**Your goal:** Filter the records for lines holding the string "description".

[Items from a data source]
++++++++++
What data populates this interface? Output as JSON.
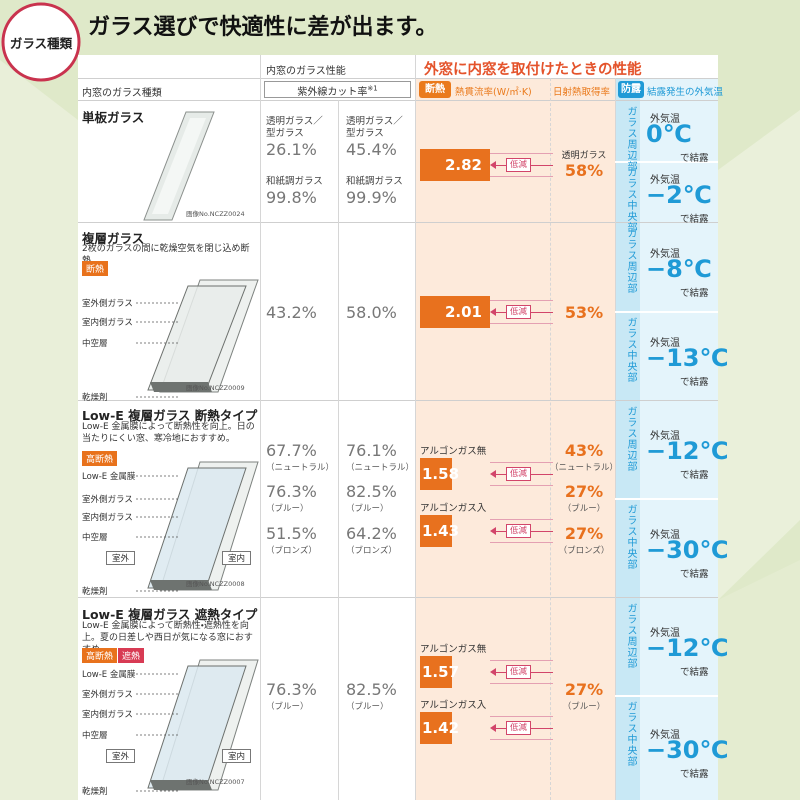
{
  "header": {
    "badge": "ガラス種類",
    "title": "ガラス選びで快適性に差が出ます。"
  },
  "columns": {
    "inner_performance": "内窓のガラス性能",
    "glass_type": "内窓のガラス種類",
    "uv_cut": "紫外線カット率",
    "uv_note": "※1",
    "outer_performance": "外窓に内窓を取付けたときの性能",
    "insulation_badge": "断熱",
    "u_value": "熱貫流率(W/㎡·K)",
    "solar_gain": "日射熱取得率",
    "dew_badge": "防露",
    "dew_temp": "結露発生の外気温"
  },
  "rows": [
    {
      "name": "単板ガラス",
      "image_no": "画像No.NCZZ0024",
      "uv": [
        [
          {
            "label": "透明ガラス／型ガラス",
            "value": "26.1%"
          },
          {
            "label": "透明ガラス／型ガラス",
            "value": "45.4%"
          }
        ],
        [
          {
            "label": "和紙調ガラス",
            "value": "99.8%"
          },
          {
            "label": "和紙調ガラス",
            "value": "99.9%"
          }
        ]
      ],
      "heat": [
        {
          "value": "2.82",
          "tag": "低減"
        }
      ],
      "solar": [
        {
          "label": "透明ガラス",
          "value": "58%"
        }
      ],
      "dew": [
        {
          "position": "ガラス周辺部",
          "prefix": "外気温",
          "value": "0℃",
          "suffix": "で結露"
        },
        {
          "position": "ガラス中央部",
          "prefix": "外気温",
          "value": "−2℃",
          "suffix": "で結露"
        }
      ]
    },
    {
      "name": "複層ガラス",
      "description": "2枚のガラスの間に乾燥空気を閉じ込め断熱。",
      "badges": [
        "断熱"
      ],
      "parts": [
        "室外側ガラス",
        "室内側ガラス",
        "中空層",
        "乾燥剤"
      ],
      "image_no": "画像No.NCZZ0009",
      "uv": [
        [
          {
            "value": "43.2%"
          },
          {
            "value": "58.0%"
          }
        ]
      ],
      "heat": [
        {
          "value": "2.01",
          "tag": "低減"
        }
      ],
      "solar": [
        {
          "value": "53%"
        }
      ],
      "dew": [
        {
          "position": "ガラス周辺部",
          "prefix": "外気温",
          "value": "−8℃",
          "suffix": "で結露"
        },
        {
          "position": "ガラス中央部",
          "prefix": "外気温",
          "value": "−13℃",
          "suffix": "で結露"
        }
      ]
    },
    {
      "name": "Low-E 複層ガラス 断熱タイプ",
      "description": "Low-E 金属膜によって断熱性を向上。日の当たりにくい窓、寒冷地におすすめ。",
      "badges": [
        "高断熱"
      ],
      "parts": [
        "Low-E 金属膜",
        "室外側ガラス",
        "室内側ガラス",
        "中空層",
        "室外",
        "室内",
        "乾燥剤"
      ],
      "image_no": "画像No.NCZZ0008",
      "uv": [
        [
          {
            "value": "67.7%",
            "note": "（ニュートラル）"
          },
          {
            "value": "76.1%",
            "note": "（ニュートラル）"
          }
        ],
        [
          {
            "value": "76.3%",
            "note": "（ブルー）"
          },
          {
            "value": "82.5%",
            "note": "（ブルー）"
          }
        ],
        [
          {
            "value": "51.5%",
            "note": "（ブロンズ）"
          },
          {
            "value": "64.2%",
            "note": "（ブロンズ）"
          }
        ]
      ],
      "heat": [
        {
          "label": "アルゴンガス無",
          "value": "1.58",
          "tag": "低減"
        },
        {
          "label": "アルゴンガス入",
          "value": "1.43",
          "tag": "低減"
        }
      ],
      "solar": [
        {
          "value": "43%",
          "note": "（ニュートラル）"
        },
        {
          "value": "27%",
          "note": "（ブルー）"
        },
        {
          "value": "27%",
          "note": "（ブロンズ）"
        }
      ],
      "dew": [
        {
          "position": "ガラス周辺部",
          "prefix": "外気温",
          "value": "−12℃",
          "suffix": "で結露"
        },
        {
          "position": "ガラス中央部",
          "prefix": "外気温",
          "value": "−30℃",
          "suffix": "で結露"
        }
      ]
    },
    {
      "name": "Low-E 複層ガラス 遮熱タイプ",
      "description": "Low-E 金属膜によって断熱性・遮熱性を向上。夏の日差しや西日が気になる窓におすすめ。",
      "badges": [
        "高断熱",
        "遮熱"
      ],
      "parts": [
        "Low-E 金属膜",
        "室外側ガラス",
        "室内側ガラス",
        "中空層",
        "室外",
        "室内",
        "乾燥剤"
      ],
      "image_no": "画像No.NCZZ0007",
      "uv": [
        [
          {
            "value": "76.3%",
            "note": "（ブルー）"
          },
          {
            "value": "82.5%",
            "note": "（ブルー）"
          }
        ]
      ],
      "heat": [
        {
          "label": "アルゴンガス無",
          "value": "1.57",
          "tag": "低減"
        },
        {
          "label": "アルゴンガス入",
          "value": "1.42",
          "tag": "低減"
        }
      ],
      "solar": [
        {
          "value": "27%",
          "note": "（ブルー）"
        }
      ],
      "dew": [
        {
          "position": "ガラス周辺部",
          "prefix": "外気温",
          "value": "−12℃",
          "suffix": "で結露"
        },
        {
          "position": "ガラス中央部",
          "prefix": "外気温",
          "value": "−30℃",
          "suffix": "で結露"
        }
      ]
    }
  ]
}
++++++++++
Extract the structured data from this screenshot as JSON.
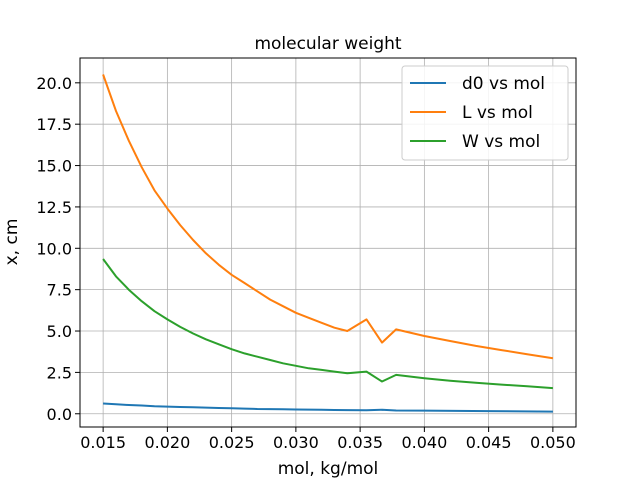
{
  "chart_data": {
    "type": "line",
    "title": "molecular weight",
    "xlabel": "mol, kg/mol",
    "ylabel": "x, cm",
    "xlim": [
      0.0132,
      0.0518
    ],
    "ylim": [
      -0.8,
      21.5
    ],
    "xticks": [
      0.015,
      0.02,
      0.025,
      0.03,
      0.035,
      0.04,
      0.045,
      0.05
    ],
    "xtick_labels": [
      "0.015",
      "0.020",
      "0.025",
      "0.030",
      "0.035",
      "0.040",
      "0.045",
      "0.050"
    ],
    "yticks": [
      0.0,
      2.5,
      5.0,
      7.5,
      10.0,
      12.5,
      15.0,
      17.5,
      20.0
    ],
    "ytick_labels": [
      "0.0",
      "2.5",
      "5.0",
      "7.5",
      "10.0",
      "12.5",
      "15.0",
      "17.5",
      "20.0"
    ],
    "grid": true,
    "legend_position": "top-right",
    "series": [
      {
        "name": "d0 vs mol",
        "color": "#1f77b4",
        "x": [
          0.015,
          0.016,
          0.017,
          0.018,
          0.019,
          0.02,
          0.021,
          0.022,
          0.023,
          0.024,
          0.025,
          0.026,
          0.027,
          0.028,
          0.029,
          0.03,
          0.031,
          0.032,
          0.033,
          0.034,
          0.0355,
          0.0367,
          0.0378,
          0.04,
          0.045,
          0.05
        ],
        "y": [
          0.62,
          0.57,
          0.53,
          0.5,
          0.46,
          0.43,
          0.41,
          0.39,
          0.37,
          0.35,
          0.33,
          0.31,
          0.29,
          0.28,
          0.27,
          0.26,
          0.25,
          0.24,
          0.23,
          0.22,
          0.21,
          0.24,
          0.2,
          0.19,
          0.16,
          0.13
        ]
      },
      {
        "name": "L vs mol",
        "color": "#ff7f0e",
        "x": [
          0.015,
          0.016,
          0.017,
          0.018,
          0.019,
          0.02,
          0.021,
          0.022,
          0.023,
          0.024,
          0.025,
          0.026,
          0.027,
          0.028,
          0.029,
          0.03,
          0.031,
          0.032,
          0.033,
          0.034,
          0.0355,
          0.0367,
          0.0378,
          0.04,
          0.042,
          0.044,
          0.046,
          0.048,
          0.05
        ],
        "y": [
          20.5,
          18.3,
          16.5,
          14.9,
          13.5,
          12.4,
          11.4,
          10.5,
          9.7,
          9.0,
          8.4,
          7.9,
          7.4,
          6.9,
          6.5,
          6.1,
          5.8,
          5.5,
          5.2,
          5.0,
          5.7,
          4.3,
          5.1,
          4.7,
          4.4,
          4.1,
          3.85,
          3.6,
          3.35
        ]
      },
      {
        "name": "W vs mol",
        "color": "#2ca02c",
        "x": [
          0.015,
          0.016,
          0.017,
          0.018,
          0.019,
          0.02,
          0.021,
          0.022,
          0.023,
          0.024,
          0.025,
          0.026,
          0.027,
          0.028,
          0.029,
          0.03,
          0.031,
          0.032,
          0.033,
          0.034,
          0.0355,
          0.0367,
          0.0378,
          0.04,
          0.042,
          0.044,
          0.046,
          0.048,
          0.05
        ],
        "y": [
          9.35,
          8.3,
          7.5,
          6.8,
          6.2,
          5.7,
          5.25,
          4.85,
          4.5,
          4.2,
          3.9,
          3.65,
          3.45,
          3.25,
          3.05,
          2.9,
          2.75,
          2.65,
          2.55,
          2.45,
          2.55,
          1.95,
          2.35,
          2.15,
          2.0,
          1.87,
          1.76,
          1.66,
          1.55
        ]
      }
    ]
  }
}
++++++++++
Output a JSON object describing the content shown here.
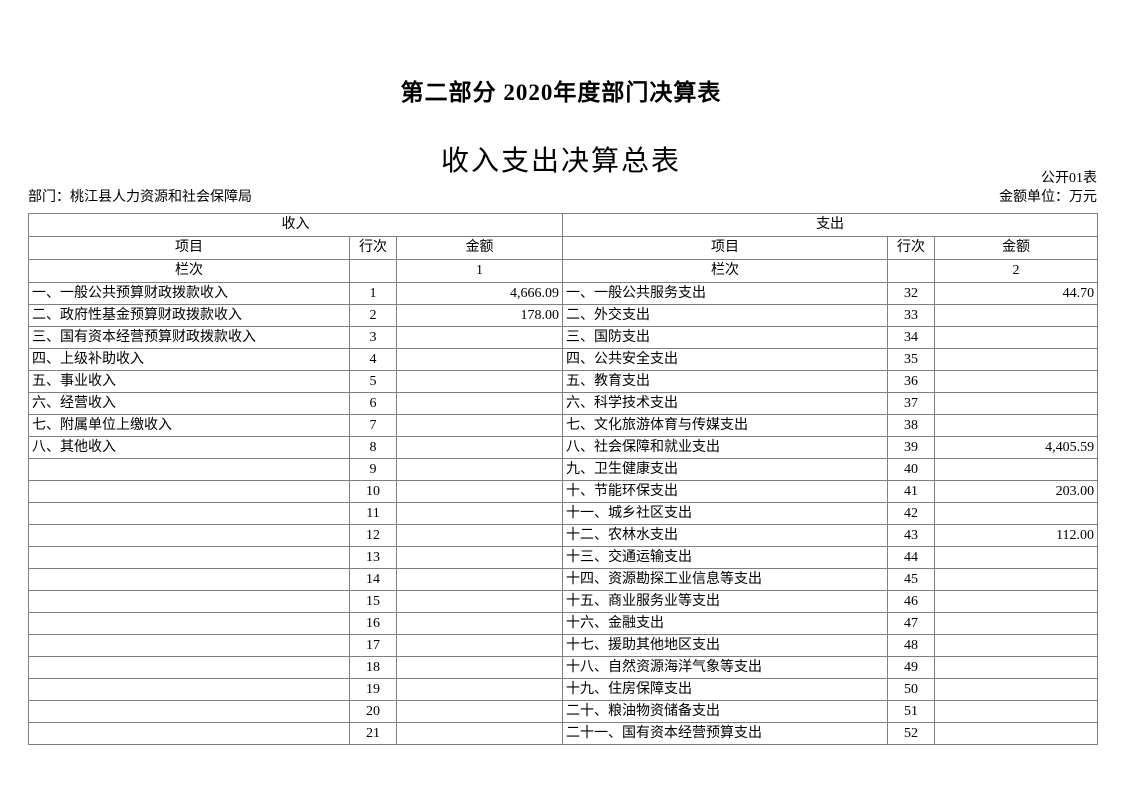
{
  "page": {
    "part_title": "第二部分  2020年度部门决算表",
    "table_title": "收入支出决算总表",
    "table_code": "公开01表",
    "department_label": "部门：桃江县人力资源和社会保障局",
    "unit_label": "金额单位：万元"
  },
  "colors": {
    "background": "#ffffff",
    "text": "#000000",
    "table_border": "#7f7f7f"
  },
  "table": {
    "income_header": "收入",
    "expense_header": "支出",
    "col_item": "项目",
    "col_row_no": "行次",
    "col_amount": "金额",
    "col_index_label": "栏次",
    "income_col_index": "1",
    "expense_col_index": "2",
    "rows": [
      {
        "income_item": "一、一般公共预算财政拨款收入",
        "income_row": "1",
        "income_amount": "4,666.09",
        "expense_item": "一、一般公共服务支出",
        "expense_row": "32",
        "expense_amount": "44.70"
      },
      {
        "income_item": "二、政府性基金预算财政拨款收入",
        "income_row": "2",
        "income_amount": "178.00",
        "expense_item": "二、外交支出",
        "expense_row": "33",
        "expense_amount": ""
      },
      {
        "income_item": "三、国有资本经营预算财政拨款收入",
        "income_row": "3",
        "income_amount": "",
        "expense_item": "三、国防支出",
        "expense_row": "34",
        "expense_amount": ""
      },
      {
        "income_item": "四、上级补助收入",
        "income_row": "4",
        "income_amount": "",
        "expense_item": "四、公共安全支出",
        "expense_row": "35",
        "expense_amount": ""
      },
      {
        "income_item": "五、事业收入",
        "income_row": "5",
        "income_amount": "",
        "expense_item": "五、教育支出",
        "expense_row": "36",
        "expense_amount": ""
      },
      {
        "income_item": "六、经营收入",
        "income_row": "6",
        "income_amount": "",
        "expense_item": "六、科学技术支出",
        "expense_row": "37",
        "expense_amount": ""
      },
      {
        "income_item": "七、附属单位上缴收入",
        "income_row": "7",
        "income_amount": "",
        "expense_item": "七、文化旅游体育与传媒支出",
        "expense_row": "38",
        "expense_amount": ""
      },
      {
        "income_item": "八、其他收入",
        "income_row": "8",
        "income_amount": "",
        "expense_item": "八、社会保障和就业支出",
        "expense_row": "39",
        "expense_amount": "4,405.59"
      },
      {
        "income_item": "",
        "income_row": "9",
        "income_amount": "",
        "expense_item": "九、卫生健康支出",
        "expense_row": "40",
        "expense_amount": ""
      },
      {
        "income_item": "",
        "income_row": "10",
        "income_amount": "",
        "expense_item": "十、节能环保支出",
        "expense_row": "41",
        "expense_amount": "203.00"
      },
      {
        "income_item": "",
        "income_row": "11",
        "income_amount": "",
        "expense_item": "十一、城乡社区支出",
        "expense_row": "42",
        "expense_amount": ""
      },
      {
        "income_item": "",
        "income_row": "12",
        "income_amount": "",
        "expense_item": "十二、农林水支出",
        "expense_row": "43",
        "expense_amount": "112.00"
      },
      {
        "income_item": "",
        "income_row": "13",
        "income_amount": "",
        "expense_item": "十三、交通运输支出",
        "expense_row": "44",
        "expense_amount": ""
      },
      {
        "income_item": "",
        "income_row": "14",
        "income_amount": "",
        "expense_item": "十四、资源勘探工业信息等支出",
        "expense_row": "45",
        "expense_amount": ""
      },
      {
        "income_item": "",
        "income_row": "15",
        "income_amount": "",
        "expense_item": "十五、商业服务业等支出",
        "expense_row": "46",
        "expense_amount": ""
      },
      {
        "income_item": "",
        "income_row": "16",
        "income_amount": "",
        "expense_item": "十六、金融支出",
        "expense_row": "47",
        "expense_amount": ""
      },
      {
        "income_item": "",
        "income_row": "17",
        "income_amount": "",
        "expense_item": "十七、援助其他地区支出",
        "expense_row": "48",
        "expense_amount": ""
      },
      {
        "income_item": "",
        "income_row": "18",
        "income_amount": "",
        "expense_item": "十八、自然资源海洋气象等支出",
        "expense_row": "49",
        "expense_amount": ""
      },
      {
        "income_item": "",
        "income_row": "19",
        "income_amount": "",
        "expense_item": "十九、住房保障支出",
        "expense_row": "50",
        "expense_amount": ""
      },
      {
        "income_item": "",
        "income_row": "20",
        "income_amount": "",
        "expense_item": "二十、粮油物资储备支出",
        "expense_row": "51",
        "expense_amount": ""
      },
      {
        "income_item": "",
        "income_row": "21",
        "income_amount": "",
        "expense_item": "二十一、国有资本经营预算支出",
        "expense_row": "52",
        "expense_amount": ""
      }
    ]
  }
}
++++++++++
**Solution:**
      "description": "2枚のガラスの間に乾燥空気を閉じ込め断熱。",
      "description": "Low-E 金属膜によって断熱性を向上。日の当たりにくい窓、寒冷地におすすめ。",
      "description": "Low-E 金属膜によって断熱性・遮熱性を向上。夏の日差しや西日が気になる窓におすすめ。",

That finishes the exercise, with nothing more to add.